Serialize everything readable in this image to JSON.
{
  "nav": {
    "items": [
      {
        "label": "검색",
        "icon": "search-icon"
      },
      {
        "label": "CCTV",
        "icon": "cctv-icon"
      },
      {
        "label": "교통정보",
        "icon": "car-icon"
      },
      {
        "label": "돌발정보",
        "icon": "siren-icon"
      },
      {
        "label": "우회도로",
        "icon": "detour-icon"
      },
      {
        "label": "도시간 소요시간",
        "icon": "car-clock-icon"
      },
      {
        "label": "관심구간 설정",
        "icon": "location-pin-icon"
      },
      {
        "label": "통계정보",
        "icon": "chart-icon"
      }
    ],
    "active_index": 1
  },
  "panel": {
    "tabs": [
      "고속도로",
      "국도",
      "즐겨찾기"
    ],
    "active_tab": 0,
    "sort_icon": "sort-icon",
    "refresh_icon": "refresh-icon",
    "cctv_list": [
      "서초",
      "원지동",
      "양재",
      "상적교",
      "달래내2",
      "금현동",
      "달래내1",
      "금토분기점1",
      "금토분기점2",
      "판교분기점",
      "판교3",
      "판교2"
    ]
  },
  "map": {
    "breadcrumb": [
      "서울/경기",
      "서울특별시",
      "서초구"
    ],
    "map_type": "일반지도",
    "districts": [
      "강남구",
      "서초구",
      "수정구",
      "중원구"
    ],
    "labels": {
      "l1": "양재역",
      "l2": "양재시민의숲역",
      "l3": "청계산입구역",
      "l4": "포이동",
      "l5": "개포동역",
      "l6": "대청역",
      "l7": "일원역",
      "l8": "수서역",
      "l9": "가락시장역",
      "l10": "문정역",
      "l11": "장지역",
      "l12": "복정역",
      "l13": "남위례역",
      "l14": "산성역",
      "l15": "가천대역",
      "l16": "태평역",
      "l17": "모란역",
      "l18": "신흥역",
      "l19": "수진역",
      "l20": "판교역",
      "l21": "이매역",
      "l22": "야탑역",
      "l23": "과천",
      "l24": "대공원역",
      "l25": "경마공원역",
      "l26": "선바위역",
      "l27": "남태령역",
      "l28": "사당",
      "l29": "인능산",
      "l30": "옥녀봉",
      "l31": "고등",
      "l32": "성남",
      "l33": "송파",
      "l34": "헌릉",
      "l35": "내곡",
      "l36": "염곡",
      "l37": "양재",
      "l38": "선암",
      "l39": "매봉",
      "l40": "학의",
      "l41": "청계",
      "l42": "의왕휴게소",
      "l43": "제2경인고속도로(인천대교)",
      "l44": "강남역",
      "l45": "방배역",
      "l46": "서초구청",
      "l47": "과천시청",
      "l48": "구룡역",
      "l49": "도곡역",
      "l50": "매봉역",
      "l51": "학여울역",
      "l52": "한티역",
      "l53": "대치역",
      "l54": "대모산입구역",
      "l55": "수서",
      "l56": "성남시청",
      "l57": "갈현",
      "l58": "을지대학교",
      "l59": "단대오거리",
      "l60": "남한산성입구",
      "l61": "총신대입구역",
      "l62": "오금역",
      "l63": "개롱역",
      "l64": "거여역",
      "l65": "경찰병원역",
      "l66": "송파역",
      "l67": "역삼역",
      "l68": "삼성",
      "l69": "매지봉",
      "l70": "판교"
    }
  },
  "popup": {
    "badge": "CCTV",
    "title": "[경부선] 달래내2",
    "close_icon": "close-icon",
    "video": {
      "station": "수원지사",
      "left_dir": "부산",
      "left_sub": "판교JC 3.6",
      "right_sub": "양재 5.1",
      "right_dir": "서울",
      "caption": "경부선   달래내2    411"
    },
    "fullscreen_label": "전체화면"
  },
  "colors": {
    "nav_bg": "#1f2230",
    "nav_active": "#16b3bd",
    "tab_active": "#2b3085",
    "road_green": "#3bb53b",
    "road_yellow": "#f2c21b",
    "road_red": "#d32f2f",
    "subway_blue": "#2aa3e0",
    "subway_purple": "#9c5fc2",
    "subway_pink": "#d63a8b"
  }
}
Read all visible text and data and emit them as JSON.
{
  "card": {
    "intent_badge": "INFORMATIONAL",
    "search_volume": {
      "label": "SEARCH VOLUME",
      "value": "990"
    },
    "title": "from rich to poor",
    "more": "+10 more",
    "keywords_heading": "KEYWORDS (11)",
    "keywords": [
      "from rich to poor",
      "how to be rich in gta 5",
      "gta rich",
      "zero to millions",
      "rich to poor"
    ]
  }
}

→ **REQUIREMENT**
Scan the entries above. Copy each line that has the string "from".

→ **REPLY**
    "title": "from rich to poor",
      "from rich to poor",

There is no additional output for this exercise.